-- RAW DATA start --

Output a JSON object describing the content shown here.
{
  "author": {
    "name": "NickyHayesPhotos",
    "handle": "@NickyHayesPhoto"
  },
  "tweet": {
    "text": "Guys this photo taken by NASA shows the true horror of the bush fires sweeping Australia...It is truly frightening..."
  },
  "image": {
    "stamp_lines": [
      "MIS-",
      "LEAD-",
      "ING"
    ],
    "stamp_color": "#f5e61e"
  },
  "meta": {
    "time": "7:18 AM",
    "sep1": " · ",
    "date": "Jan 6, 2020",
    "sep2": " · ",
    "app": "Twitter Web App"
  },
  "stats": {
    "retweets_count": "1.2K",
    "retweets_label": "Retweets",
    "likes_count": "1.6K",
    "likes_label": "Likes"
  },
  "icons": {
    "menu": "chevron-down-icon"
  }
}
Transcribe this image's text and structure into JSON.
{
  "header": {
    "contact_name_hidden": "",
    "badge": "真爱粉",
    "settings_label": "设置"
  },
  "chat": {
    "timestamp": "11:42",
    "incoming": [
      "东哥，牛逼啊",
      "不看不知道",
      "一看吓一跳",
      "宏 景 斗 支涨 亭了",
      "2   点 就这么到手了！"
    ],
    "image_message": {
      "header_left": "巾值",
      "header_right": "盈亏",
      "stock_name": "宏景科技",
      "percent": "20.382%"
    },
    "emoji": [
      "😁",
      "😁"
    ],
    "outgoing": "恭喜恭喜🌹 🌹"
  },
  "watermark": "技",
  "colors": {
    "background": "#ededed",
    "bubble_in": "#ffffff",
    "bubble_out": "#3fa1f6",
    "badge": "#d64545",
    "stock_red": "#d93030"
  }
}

-- RAW DATA end --

Print the material above once more, exactly.

Output a JSON object describing the content shown here.
{
  "author": {
    "name": "NickyHayesPhotos",
    "handle": "@NickyHayesPhoto"
  },
  "tweet": {
    "text": "Guys this photo taken by NASA shows the true horror of the bush fires sweeping Australia...It is truly frightening..."
  },
  "image": {
    "stamp_lines": [
      "MIS-",
      "LEAD-",
      "ING"
    ],
    "stamp_color": "#f5e61e"
  },
  "meta": {
    "time": "7:18 AM",
    "sep1": " · ",
    "date": "Jan 6, 2020",
    "sep2": " · ",
    "app": "Twitter Web App"
  },
  "stats": {
    "retweets_count": "1.2K",
    "retweets_label": "Retweets",
    "likes_count": "1.6K",
    "likes_label": "Likes"
  },
  "icons": {
    "menu": "chevron-down-icon"
  }
}
Transcribe this image's text and structure into JSON.
{
  "header": {
    "contact_name_hidden": "",
    "badge": "真爱粉",
    "settings_label": "设置"
  },
  "chat": {
    "timestamp": "11:42",
    "incoming": [
      "东哥，牛逼啊",
      "不看不知道",
      "一看吓一跳",
      "宏 景 斗 支涨 亭了",
      "2   点 就这么到手了！"
    ],
    "image_message": {
      "header_left": "巾值",
      "header_right": "盈亏",
      "stock_name": "宏景科技",
      "percent": "20.382%"
    },
    "emoji": [
      "😁",
      "😁"
    ],
    "outgoing": "恭喜恭喜🌹 🌹"
  },
  "watermark": "技",
  "colors": {
    "background": "#ededed",
    "bubble_in": "#ffffff",
    "bubble_out": "#3fa1f6",
    "badge": "#d64545",
    "stock_red": "#d93030"
  }
}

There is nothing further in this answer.